▶ Exercise instructions
All of the listing below must be repeated word for word. Pictures are the only thing to omit.
-- begin Entries shown --
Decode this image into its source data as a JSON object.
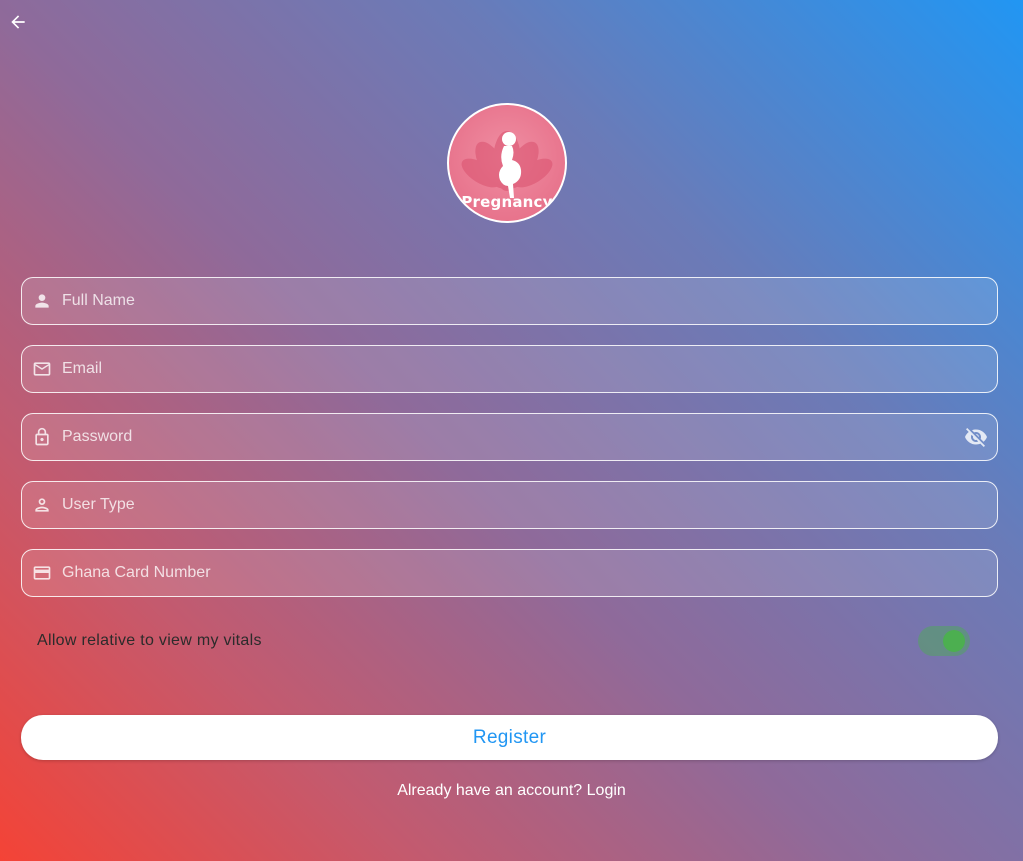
{
  "header": {
    "back_icon": "arrow-left-icon"
  },
  "logo": {
    "text": "Pregnancy"
  },
  "form": {
    "fields": [
      {
        "placeholder": "Full Name",
        "icon": "person-icon"
      },
      {
        "placeholder": "Email",
        "icon": "mail-icon"
      },
      {
        "placeholder": "Password",
        "icon": "lock-icon",
        "trailing_icon": "eye-off-icon"
      },
      {
        "placeholder": "User Type",
        "icon": "person-outline-icon"
      },
      {
        "placeholder": "Ghana Card Number",
        "icon": "credit-card-icon"
      }
    ],
    "toggle": {
      "label": "Allow relative to view my vitals",
      "on": true
    },
    "register_label": "Register",
    "login_text": "Already have an account? Login"
  },
  "colors": {
    "accent": "#2196f3",
    "gradient_start": "#f44336",
    "gradient_end": "#2196f3",
    "switch_on": "#4caf50"
  }
}
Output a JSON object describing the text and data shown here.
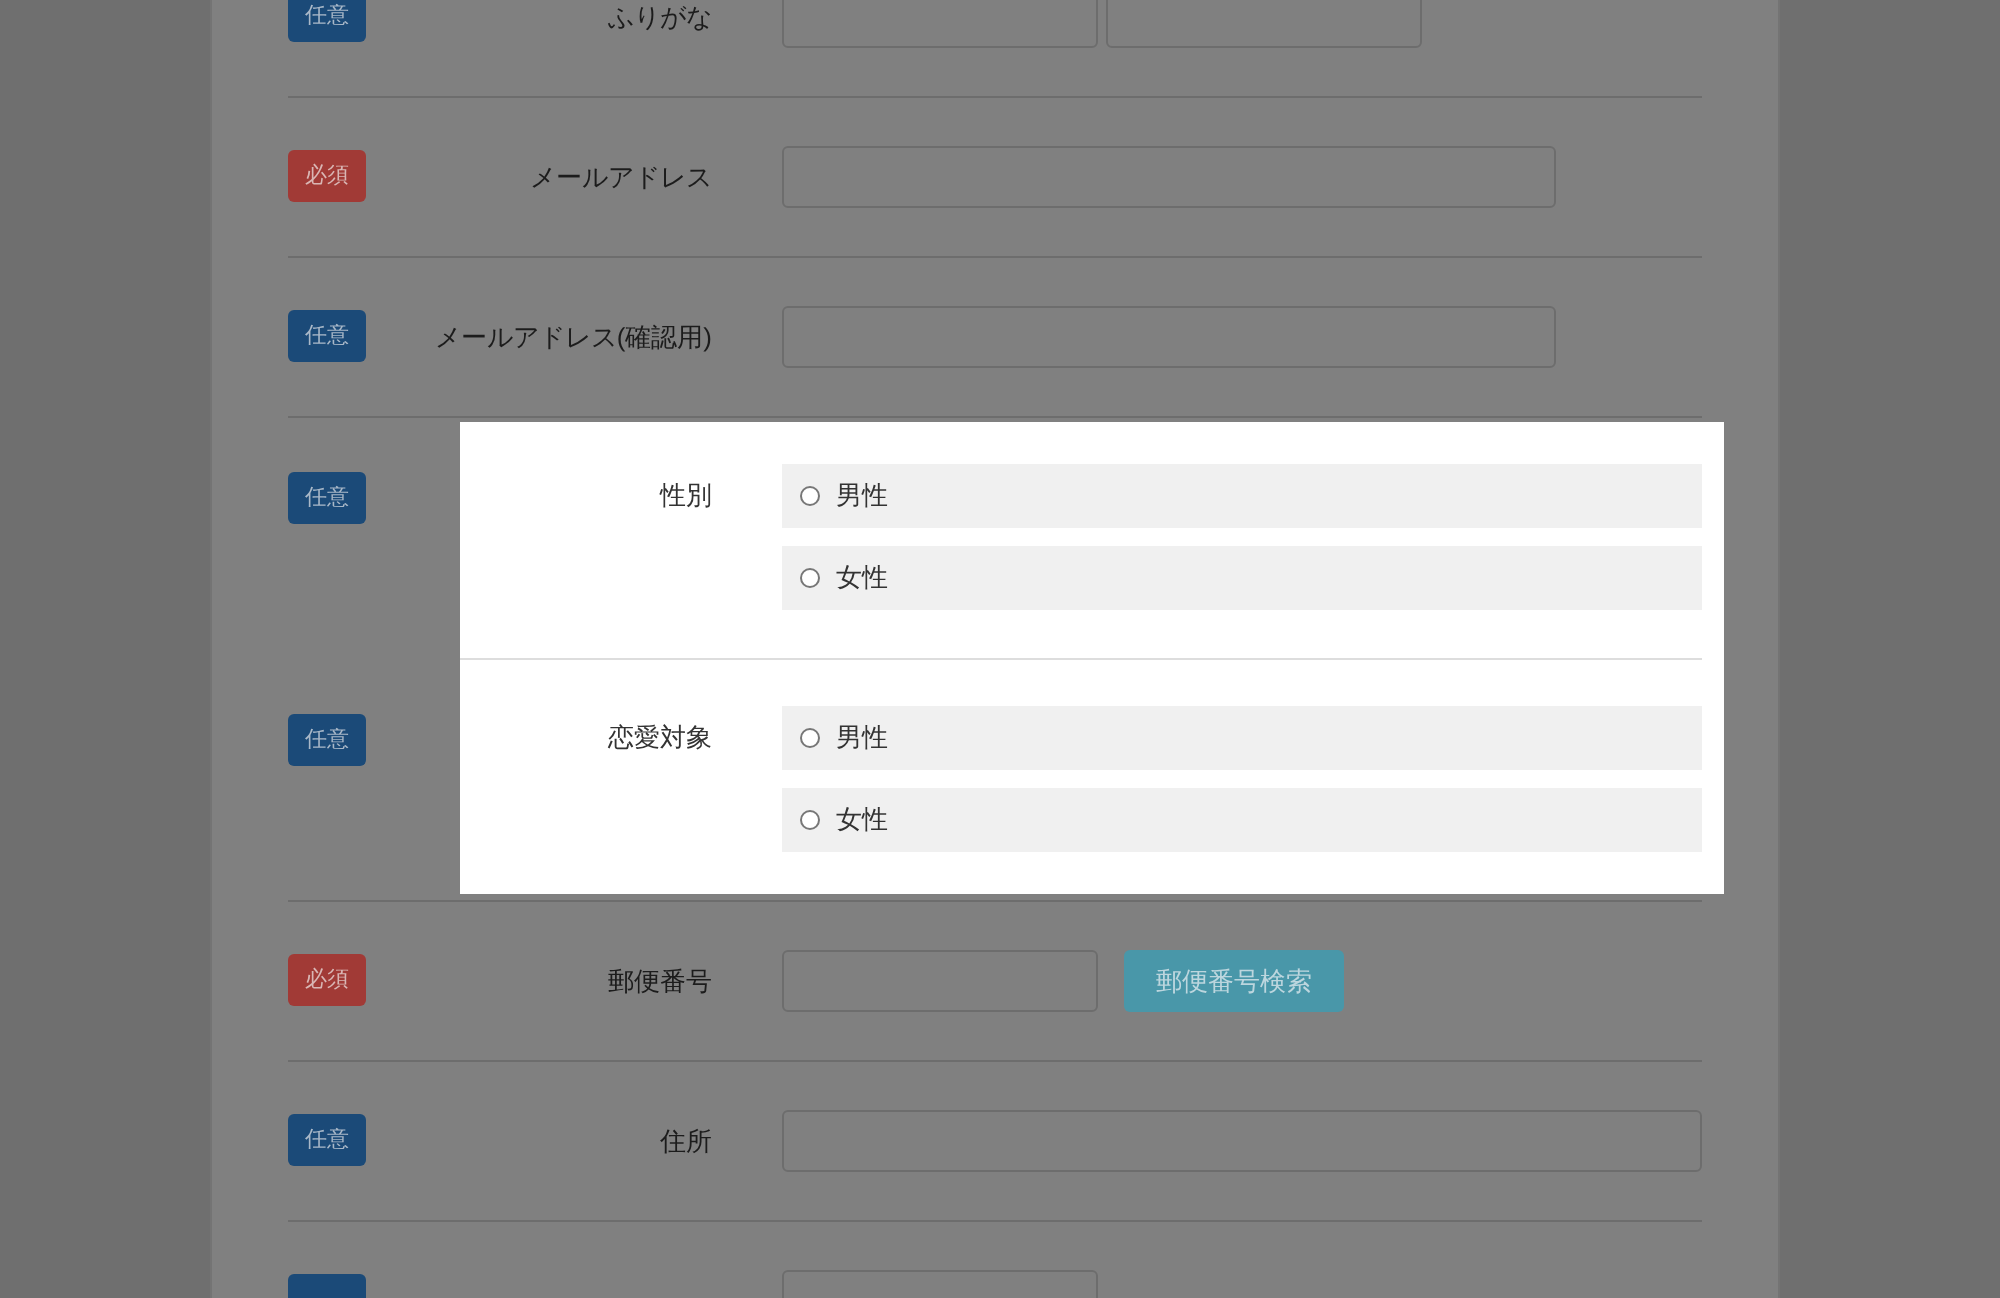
{
  "sections": [
    {
      "highlighted": false,
      "rows": [
        {
          "badge": {
            "text": "任意",
            "kind": "optional"
          },
          "label": "ふりがな",
          "kind": "pair"
        },
        {
          "badge": {
            "text": "必須",
            "kind": "required"
          },
          "label": "メールアドレス",
          "kind": "medium"
        },
        {
          "badge": {
            "text": "任意",
            "kind": "optional"
          },
          "label": "メールアドレス(確認用)",
          "kind": "medium"
        }
      ]
    },
    {
      "highlighted": true,
      "rows": [
        {
          "badge": {
            "text": "任意",
            "kind": "optional"
          },
          "label": "性別",
          "kind": "radio",
          "options": [
            {
              "label": "男性",
              "selected": false
            },
            {
              "label": "女性",
              "selected": false
            }
          ]
        },
        {
          "badge": {
            "text": "任意",
            "kind": "optional"
          },
          "label": "恋愛対象",
          "kind": "radio",
          "options": [
            {
              "label": "男性",
              "selected": false
            },
            {
              "label": "女性",
              "selected": false
            }
          ]
        }
      ]
    },
    {
      "highlighted": false,
      "rows": [
        {
          "badge": {
            "text": "必須",
            "kind": "required"
          },
          "label": "郵便番号",
          "kind": "zip",
          "button": "郵便番号検索"
        },
        {
          "badge": {
            "text": "任意",
            "kind": "optional"
          },
          "label": "住所",
          "kind": "long"
        },
        {
          "badge": {
            "kind": "optional"
          },
          "kind": "short"
        }
      ]
    }
  ]
}
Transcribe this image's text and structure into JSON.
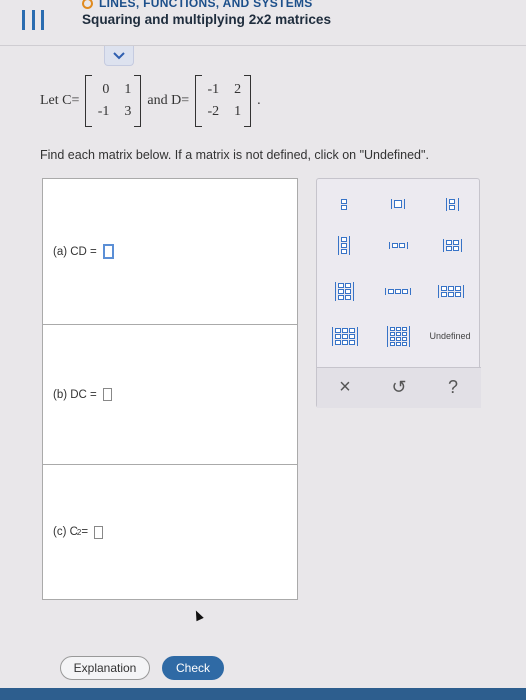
{
  "header": {
    "section": "LINES, FUNCTIONS, AND SYSTEMS",
    "title": "Squaring and multiplying 2x2 matrices"
  },
  "problem": {
    "let_c_label": "Let C=",
    "and_d_label": "and D=",
    "matrix_c": [
      "0",
      "1",
      "-1",
      "3"
    ],
    "matrix_d": [
      "-1",
      "2",
      "-2",
      "1"
    ],
    "period": ".",
    "instructions": "Find each matrix below. If a matrix is not defined, click on \"Undefined\"."
  },
  "answers": {
    "a_label": "(a)  CD  =",
    "b_label": "(b)  DC  =",
    "c_label": "(c)  C",
    "c_exp": "2",
    "c_eq": " ="
  },
  "palette": {
    "undefined_label": "Undefined",
    "clear_symbol": "×",
    "undo_symbol": "↺",
    "help_symbol": "?"
  },
  "footer": {
    "explanation_label": "Explanation",
    "check_label": "Check"
  },
  "colors": {
    "accent": "#3773c7",
    "check_button": "#2f6aa5",
    "section_dot": "#e08a1e"
  }
}
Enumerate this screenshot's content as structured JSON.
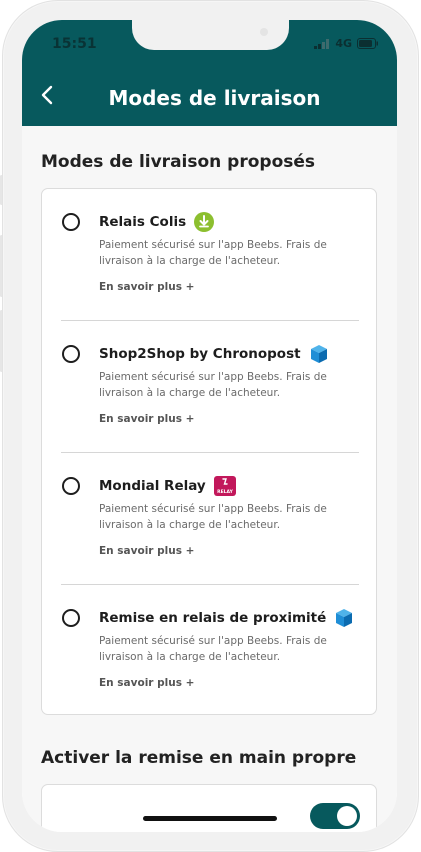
-- end Entries shown --
▶ Answer for this exercise
Decode this image into its source data as a JSON object.
{
  "header": {
    "back_icon": "arrow-left-icon"
  },
  "logo": {
    "text": "Pregnancy"
  },
  "form": {
    "fields": [
      {
        "placeholder": "Full Name",
        "icon": "person-icon"
      },
      {
        "placeholder": "Email",
        "icon": "mail-icon"
      },
      {
        "placeholder": "Password",
        "icon": "lock-icon",
        "trailing_icon": "eye-off-icon"
      },
      {
        "placeholder": "User Type",
        "icon": "person-outline-icon"
      },
      {
        "placeholder": "Ghana Card Number",
        "icon": "credit-card-icon"
      }
    ],
    "toggle": {
      "label": "Allow relative to view my vitals",
      "on": true
    },
    "register_label": "Register",
    "login_text": "Already have an account? Login"
  },
  "colors": {
    "accent": "#2196f3",
    "gradient_start": "#f44336",
    "gradient_end": "#2196f3",
    "switch_on": "#4caf50"
  }
}
Output a JSON object describing the text and data shown here.
{
  "sections": [
    {
      "highlighted": false,
      "rows": [
        {
          "badge": {
            "text": "任意",
            "kind": "optional"
          },
          "label": "ふりがな",
          "kind": "pair"
        },
        {
          "badge": {
            "text": "必須",
            "kind": "required"
          },
          "label": "メールアドレス",
          "kind": "medium"
        },
        {
          "badge": {
            "text": "任意",
            "kind": "optional"
          },
          "label": "メールアドレス(確認用)",
          "kind": "medium"
        }
      ]
    },
    {
      "highlighted": true,
      "rows": [
        {
          "badge": {
            "text": "任意",
            "kind": "optional"
          },
          "label": "性別",
          "kind": "radio",
          "options": [
            {
              "label": "男性",
              "selected": false
            },
            {
              "label": "女性",
              "selected": false
            }
          ]
        },
        {
          "badge": {
            "text": "任意",
            "kind": "optional"
          },
          "label": "恋愛対象",
          "kind": "radio",
          "options": [
            {
              "label": "男性",
              "selected": false
            },
            {
              "label": "女性",
              "selected": false
            }
          ]
        }
      ]
    },
    {
      "highlighted": false,
      "rows": [
        {
          "badge": {
            "text": "必須",
            "kind": "required"
          },
          "label": "郵便番号",
          "kind": "zip",
          "button": "郵便番号検索"
        },
        {
          "badge": {
            "text": "任意",
            "kind": "optional"
          },
          "label": "住所",
          "kind": "long"
        },
        {
          "badge": {
            "kind": "optional"
          },
          "kind": "short"
        }
      ]
    }
  ]
}
Transcribe this image's text and structure into JSON.
{
  "header": {
    "section": "LINES, FUNCTIONS, AND SYSTEMS",
    "title": "Squaring and multiplying 2x2 matrices"
  },
  "problem": {
    "let_c_label": "Let C=",
    "and_d_label": "and D=",
    "matrix_c": [
      "0",
      "1",
      "-1",
      "3"
    ],
    "matrix_d": [
      "-1",
      "2",
      "-2",
      "1"
    ],
    "period": ".",
    "instructions": "Find each matrix below. If a matrix is not defined, click on \"Undefined\"."
  },
  "answers": {
    "a_label": "(a)  CD  =",
    "b_label": "(b)  DC  =",
    "c_label": "(c)  C",
    "c_exp": "2",
    "c_eq": " ="
  },
  "palette": {
    "undefined_label": "Undefined",
    "clear_symbol": "×",
    "undo_symbol": "↺",
    "help_symbol": "?"
  },
  "footer": {
    "explanation_label": "Explanation",
    "check_label": "Check"
  },
  "colors": {
    "accent": "#3773c7",
    "check_button": "#2f6aa5",
    "section_dot": "#e08a1e"
  }
}
Enumerate this screenshot's content as structured JSON.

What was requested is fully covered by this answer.